◆ OBJECTIVE ◆
Omit the pictures, then reproduce every remaining record exactly.

◆ STORED DATA ◆
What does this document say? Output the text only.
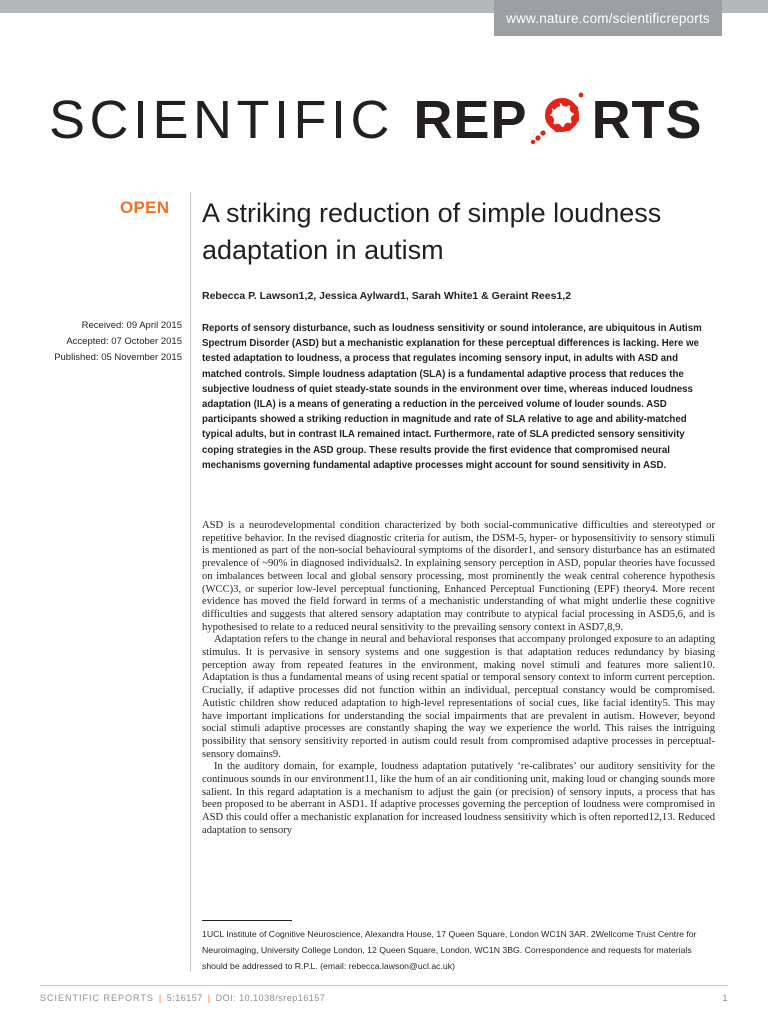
www.nature.com/scientificreports
SCIENTIFIC REP RTS
OPEN A striking reduction of simple loudness adaptation in autism
Rebecca P. Lawson1,2, Jessica Aylward1, Sarah White1 & Geraint Rees1,2
Received: 09 April 2015
Accepted: 07 October 2015
Published: 05 November 2015

Reports of sensory disturbance, such as loudness sensitivity or sound intolerance, are ubiquitous in Autism Spectrum Disorder (ASD) but a mechanistic explanation for these perceptual differences is lacking. Here we tested adaptation to loudness, a process that regulates incoming sensory input, in adults with ASD and matched controls. Simple loudness adaptation (SLA) is a fundamental adaptive process that reduces the subjective loudness of quiet steady-state sounds in the environment over time, whereas induced loudness adaptation (ILA) is a means of generating a reduction in the perceived volume of louder sounds. ASD participants showed a striking reduction in magnitude and rate of SLA relative to age and ability-matched typical adults, but in contrast ILA remained intact. Furthermore, rate of SLA predicted sensory sensitivity coping strategies in the ASD group. These results provide the first evidence that compromised neural mechanisms governing fundamental adaptive processes might account for sound sensitivity in ASD.

ASD is a neurodevelopmental condition characterized by both social-communicative difficulties and stereotyped or repetitive behavior. In the revised diagnostic criteria for autism, the DSM-5, hyper- or hyposensitivity to sensory stimuli is mentioned as part of the non-social behavioural symptoms of the disorder1, and sensory disturbance has an estimated prevalence of ~90% in diagnosed individuals2. In explaining sensory perception in ASD, popular theories have focussed on imbalances between local and global sensory processing, most prominently the weak central coherence hypothesis (WCC)3, or superior low-level perceptual functioning, Enhanced Perceptual Functioning (EPF) theory4. More recent evidence has moved the field forward in terms of a mechanistic understanding of what might underlie these cognitive difficulties and suggests that altered sensory adaptation may contribute to atypical facial processing in ASD5,6, and is hypothesised to relate to a reduced neural sensitivity to the prevailing sensory context in ASD7,8,9.

Adaptation refers to the change in neural and behavioral responses that accompany prolonged exposure to an adapting stimulus. It is pervasive in sensory systems and one suggestion is that adaptation reduces redundancy by biasing perception away from repeated features in the environment, making novel stimuli and features more salient10. Adaptation is thus a fundamental means of using recent spatial or temporal sensory context to inform current perception. Crucially, if adaptive processes did not function within an individual, perceptual constancy would be compromised. Autistic children show reduced adaptation to high-level representations of social cues, like facial identity5. This may have important implications for understanding the social impairments that are prevalent in autism. However, beyond social stimuli adaptive processes are constantly shaping the way we experience the world. This raises the intriguing possibility that sensory sensitivity reported in autism could result from compromised adaptive processes in perceptual-sensory domains9.

In the auditory domain, for example, loudness adaptation putatively ‘re-calibrates’ our auditory sensitivity for the continuous sounds in our environment11, like the hum of an air conditioning unit, making loud or changing sounds more salient. In this regard adaptation is a mechanism to adjust the gain (or precision) of sensory inputs, a process that has been proposed to be aberrant in ASD1. If adaptive processes governing the perception of loudness were compromised in ASD this could offer a mechanistic explanation for increased loudness sensitivity which is often reported12,13. Reduced adaptation to sensory

1UCL Institute of Cognitive Neuroscience, Alexandra House, 17 Queen Square, London WC1N 3AR. 2Wellcome Trust Centre for Neuroimaging, University College London, 12 Queen Square, London, WC1N 3BG. Correspondence and requests for materials should be addressed to R.P.L. (email: rebecca.lawson@ucl.ac.uk)

SCIENTIFIC REPORTS | 5:16157 | DOI: 10.1038/srep16157	1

◆ EXERCISE RESPONSE ◆
What does this document say? Output the text only.
www.nature.com/scientificreports
SCIENTIFIC REP RTS
OPEN A striking reduction of simple loudness adaptation in autism
Rebecca P. Lawson1,2, Jessica Aylward1, Sarah White1 & Geraint Rees1,2
Received: 09 April 2015
Accepted: 07 October 2015
Published: 05 November 2015

Reports of sensory disturbance, such as loudness sensitivity or sound intolerance, are ubiquitous in Autism Spectrum Disorder (ASD) but a mechanistic explanation for these perceptual differences is lacking. Here we tested adaptation to loudness, a process that regulates incoming sensory input, in adults with ASD and matched controls. Simple loudness adaptation (SLA) is a fundamental adaptive process that reduces the subjective loudness of quiet steady-state sounds in the environment over time, whereas induced loudness adaptation (ILA) is a means of generating a reduction in the perceived volume of louder sounds. ASD participants showed a striking reduction in magnitude and rate of SLA relative to age and ability-matched typical adults, but in contrast ILA remained intact. Furthermore, rate of SLA predicted sensory sensitivity coping strategies in the ASD group. These results provide the first evidence that compromised neural mechanisms governing fundamental adaptive processes might account for sound sensitivity in ASD.

ASD is a neurodevelopmental condition characterized by both social-communicative difficulties and stereotyped or repetitive behavior. In the revised diagnostic criteria for autism, the DSM-5, hyper- or hyposensitivity to sensory stimuli is mentioned as part of the non-social behavioural symptoms of the disorder1, and sensory disturbance has an estimated prevalence of ~90% in diagnosed individuals2. In explaining sensory perception in ASD, popular theories have focussed on imbalances between local and global sensory processing, most prominently the weak central coherence hypothesis (WCC)3, or superior low-level perceptual functioning, Enhanced Perceptual Functioning (EPF) theory4. More recent evidence has moved the field forward in terms of a mechanistic understanding of what might underlie these cognitive difficulties and suggests that altered sensory adaptation may contribute to atypical facial processing in ASD5,6, and is hypothesised to relate to a reduced neural sensitivity to the prevailing sensory context in ASD7,8,9.

Adaptation refers to the change in neural and behavioral responses that accompany prolonged exposure to an adapting stimulus. It is pervasive in sensory systems and one suggestion is that adaptation reduces redundancy by biasing perception away from repeated features in the environment, making novel stimuli and features more salient10. Adaptation is thus a fundamental means of using recent spatial or temporal sensory context to inform current perception. Crucially, if adaptive processes did not function within an individual, perceptual constancy would be compromised. Autistic children show reduced adaptation to high-level representations of social cues, like facial identity5. This may have important implications for understanding the social impairments that are prevalent in autism. However, beyond social stimuli adaptive processes are constantly shaping the way we experience the world. This raises the intriguing possibility that sensory sensitivity reported in autism could result from compromised adaptive processes in perceptual-sensory domains9.

In the auditory domain, for example, loudness adaptation putatively ‘re-calibrates’ our auditory sensitivity for the continuous sounds in our environment11, like the hum of an air conditioning unit, making loud or changing sounds more salient. In this regard adaptation is a mechanism to adjust the gain (or precision) of sensory inputs, a process that has been proposed to be aberrant in ASD1. If adaptive processes governing the perception of loudness were compromised in ASD this could offer a mechanistic explanation for increased loudness sensitivity which is often reported12,13. Reduced adaptation to sensory

1UCL Institute of Cognitive Neuroscience, Alexandra House, 17 Queen Square, London WC1N 3AR. 2Wellcome Trust Centre for Neuroimaging, University College London, 12 Queen Square, London, WC1N 3BG. Correspondence and requests for materials should be addressed to R.P.L. (email: rebecca.lawson@ucl.ac.uk)

SCIENTIFIC REPORTS | 5:16157 | DOI: 10.1038/srep16157	1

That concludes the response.